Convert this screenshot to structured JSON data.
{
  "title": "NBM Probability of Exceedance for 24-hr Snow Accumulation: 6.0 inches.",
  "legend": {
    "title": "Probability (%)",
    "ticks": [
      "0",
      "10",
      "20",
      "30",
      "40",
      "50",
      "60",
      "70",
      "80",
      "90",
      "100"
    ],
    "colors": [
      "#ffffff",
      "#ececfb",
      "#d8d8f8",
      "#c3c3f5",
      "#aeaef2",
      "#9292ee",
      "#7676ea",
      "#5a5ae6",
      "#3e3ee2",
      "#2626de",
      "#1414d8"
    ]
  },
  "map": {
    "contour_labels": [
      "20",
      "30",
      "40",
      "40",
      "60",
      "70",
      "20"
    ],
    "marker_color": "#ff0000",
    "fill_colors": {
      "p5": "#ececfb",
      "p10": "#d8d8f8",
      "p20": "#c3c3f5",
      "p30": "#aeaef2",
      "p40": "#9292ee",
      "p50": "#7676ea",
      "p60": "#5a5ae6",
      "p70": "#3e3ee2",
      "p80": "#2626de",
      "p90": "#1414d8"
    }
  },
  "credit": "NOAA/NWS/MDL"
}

### What this task involves
Your task is to transcribe the listing above in full, exactly as given.

### Written reply
Convert this screenshot to structured JSON data.
{
  "title": "NBM Probability of Exceedance for 24-hr Snow Accumulation: 6.0 inches.",
  "legend": {
    "title": "Probability (%)",
    "ticks": [
      "0",
      "10",
      "20",
      "30",
      "40",
      "50",
      "60",
      "70",
      "80",
      "90",
      "100"
    ],
    "colors": [
      "#ffffff",
      "#ececfb",
      "#d8d8f8",
      "#c3c3f5",
      "#aeaef2",
      "#9292ee",
      "#7676ea",
      "#5a5ae6",
      "#3e3ee2",
      "#2626de",
      "#1414d8"
    ]
  },
  "map": {
    "contour_labels": [
      "20",
      "30",
      "40",
      "40",
      "60",
      "70",
      "20"
    ],
    "marker_color": "#ff0000",
    "fill_colors": {
      "p5": "#ececfb",
      "p10": "#d8d8f8",
      "p20": "#c3c3f5",
      "p30": "#aeaef2",
      "p40": "#9292ee",
      "p50": "#7676ea",
      "p60": "#5a5ae6",
      "p70": "#3e3ee2",
      "p80": "#2626de",
      "p90": "#1414d8"
    }
  },
  "credit": "NOAA/NWS/MDL"
}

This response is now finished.